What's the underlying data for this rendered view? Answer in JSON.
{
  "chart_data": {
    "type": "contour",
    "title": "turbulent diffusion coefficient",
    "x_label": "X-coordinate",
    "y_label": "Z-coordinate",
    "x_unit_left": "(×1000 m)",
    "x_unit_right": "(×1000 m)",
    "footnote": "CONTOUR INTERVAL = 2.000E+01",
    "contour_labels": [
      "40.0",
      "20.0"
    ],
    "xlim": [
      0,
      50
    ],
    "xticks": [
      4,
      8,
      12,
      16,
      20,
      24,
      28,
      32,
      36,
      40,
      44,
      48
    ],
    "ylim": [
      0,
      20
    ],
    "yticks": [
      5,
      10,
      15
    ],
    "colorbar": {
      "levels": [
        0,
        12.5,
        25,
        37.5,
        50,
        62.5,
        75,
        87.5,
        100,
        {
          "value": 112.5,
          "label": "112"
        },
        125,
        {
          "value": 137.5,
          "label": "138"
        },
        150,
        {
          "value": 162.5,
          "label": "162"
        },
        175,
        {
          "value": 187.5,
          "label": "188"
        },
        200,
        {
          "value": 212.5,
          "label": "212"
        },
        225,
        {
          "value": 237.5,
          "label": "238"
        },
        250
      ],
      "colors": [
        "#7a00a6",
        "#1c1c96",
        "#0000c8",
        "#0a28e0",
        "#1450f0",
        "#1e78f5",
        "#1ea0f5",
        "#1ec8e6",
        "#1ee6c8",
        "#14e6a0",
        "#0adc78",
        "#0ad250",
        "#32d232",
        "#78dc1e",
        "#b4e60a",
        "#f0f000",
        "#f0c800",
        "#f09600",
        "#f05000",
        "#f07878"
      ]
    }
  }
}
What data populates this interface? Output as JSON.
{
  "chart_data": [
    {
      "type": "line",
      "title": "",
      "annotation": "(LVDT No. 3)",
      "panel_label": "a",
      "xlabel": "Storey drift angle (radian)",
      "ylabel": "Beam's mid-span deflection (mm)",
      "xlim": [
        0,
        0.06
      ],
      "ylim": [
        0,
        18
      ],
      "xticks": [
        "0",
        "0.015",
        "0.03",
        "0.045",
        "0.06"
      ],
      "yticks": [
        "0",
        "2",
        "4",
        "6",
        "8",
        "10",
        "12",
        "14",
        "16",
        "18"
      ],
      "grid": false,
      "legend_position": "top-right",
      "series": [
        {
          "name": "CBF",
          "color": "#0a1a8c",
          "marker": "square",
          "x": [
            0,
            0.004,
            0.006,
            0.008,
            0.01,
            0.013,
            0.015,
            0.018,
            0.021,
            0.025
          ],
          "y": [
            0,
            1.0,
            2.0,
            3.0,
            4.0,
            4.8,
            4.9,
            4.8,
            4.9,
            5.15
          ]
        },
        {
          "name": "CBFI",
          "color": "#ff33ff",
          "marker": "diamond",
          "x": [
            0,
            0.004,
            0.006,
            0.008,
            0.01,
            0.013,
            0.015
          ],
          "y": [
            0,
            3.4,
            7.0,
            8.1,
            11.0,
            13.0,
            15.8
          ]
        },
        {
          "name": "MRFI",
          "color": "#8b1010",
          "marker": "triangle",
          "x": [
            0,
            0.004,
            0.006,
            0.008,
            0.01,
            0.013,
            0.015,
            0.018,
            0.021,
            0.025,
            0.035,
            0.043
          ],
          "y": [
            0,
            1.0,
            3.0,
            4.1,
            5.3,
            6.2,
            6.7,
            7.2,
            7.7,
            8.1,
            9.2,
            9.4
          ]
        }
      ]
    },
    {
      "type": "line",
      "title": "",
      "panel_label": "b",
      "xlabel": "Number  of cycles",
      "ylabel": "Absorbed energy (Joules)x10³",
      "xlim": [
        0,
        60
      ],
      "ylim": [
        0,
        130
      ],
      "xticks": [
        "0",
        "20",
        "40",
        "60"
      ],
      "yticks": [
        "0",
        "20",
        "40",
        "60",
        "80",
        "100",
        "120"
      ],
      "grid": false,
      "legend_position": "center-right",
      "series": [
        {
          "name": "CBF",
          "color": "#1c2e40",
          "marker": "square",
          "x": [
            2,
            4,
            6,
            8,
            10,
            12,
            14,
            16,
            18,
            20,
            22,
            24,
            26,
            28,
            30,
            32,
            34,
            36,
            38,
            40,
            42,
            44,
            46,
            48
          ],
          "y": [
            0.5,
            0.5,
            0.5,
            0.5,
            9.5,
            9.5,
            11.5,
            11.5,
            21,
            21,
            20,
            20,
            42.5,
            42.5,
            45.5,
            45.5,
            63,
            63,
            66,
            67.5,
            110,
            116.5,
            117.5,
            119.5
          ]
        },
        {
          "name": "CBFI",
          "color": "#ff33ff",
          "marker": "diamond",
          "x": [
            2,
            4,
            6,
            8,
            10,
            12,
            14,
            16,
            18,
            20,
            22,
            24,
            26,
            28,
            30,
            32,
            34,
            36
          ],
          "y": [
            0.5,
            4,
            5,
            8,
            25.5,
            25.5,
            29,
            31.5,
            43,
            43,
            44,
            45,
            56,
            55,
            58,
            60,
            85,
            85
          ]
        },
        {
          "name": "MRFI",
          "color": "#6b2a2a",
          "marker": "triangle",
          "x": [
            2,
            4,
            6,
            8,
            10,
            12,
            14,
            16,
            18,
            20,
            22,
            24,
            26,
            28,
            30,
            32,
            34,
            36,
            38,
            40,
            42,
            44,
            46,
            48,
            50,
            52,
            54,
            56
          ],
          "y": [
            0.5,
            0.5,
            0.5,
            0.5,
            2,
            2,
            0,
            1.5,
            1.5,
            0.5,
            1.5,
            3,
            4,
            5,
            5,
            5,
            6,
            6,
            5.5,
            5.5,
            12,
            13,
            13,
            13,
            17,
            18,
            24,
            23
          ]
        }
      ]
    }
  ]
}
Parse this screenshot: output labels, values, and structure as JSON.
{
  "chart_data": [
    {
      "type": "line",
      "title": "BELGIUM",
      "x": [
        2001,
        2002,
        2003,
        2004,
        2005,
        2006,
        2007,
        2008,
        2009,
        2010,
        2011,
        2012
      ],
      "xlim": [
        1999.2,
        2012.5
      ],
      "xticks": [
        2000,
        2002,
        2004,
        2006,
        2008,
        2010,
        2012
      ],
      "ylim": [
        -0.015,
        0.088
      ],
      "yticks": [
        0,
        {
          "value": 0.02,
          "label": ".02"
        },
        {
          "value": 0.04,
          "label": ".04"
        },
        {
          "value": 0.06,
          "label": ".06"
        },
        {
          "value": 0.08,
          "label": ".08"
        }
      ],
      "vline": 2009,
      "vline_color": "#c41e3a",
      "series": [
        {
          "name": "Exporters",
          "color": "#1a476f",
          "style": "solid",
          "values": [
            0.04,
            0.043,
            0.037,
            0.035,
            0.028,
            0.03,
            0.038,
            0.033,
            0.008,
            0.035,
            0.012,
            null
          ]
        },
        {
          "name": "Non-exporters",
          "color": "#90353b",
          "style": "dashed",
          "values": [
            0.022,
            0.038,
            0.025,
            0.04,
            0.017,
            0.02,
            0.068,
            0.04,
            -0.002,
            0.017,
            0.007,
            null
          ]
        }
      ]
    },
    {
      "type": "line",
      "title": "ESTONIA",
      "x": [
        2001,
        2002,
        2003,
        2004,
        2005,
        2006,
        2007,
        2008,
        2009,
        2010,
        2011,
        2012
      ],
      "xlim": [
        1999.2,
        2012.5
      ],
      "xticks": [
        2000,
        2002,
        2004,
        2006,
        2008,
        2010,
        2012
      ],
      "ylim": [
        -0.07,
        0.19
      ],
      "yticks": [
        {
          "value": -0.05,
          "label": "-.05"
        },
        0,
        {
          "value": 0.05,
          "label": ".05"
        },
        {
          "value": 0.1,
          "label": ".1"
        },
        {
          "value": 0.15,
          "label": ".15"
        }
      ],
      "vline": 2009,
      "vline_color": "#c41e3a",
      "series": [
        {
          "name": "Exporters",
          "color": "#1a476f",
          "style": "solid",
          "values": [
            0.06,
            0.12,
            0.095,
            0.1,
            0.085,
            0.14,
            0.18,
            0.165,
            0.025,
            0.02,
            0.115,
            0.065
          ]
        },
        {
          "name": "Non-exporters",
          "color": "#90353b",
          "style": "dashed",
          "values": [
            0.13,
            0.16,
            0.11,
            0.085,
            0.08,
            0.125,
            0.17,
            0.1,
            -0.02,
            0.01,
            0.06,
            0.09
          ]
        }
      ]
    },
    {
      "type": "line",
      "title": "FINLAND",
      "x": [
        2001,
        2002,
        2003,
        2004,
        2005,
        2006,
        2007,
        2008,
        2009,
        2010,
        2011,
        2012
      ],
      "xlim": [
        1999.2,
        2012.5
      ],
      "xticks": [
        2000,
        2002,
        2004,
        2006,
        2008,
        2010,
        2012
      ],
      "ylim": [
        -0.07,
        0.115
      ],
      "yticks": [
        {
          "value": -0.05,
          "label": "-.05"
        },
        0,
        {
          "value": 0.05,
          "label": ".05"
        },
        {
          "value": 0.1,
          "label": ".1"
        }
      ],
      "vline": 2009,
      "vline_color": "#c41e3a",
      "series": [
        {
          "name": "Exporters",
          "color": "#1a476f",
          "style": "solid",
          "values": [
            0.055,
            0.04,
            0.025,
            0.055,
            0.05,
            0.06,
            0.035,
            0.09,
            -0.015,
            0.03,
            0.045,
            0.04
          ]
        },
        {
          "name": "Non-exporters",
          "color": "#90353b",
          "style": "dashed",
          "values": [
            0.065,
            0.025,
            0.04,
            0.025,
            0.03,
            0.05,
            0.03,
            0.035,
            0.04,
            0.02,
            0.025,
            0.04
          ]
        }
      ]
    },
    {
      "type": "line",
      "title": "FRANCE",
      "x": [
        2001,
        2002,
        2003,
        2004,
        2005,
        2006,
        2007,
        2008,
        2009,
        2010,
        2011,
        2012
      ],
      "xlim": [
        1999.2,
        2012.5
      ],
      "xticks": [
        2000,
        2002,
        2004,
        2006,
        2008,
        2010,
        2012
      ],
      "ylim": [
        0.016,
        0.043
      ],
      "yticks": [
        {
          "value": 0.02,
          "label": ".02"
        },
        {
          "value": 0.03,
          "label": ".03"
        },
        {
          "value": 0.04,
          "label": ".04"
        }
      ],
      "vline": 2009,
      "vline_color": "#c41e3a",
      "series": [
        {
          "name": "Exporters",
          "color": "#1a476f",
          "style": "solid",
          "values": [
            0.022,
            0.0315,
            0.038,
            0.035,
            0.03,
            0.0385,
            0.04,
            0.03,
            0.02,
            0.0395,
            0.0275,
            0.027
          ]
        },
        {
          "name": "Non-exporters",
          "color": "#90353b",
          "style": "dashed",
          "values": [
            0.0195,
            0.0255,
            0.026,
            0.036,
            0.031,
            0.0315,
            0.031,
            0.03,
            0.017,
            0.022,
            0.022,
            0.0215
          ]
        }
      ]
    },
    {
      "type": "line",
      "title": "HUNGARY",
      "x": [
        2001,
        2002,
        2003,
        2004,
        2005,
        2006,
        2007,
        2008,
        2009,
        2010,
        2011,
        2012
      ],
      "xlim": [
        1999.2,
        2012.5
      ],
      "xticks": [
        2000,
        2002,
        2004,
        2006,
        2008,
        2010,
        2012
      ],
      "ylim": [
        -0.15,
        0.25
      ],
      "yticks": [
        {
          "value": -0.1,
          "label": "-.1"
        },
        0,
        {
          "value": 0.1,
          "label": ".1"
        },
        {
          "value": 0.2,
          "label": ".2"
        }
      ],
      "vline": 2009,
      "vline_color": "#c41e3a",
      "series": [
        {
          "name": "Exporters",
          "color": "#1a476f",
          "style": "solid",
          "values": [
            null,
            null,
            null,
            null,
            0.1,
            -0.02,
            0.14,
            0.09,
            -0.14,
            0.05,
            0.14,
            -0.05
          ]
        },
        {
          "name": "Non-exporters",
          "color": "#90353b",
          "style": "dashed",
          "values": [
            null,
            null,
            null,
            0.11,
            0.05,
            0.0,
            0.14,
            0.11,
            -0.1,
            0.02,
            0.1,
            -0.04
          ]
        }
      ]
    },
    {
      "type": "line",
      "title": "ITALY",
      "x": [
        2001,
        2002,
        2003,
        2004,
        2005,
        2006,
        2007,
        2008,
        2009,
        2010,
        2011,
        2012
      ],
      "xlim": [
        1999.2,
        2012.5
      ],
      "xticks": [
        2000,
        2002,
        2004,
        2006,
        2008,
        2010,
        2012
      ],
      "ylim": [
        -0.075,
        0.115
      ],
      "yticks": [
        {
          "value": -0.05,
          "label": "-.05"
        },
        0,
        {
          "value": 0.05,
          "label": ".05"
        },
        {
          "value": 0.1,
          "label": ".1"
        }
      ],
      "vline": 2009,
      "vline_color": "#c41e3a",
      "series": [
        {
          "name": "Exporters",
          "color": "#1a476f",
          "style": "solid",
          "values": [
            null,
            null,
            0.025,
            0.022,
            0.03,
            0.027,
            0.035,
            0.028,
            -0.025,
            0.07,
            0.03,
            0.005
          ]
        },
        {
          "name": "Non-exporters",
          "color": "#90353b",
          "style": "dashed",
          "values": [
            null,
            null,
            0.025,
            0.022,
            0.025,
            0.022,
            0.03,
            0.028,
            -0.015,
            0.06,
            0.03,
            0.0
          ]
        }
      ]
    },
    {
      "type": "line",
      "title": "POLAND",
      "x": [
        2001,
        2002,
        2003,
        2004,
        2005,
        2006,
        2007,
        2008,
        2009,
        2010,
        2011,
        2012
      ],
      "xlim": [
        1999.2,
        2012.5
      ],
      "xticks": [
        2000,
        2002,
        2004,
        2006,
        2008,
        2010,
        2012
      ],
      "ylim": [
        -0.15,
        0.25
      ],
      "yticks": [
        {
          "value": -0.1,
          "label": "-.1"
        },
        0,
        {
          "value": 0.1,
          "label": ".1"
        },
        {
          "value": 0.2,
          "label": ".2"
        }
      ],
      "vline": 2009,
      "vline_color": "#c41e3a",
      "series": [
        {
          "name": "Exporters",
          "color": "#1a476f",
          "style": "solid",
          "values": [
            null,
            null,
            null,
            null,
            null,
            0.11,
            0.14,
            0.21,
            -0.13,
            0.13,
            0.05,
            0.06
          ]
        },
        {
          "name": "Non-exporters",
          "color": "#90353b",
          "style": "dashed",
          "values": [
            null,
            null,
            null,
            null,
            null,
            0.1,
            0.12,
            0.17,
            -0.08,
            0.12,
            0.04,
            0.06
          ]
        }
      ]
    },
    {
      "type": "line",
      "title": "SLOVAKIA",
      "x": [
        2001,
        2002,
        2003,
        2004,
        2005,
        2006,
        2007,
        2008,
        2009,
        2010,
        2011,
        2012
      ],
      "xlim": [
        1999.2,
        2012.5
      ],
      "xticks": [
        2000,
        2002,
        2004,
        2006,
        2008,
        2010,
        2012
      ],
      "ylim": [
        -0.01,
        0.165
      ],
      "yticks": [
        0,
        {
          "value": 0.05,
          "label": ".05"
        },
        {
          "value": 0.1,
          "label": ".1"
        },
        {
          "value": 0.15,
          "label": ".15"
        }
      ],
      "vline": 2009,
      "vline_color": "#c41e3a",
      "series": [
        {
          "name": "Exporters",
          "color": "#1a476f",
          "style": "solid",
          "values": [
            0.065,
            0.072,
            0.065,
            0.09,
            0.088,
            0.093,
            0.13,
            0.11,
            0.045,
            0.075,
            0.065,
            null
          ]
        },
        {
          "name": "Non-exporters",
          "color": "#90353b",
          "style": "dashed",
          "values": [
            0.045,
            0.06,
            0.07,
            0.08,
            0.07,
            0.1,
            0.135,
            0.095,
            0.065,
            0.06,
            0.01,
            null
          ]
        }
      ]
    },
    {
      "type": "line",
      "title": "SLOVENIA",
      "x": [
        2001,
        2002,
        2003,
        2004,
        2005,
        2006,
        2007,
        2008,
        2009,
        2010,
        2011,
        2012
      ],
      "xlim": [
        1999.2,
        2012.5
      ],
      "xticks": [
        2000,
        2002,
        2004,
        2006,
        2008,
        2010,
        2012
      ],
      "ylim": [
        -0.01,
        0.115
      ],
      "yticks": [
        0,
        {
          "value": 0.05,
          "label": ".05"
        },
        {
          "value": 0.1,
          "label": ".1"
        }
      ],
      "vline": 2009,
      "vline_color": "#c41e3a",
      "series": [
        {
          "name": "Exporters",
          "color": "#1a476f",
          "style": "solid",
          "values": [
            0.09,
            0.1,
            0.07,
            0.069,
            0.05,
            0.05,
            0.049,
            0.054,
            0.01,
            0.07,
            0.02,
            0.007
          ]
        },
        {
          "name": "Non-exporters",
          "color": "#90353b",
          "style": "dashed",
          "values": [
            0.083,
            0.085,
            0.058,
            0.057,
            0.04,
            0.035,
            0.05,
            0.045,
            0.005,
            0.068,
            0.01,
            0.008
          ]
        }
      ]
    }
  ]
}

════════

## YOUR GOAL:
Within the material above, find the lines that contain the word "coordinate"; copy them.

## COMPLETE OUTPUT:
    "x_label": "X-coordinate",
    "y_label": "Z-coordinate",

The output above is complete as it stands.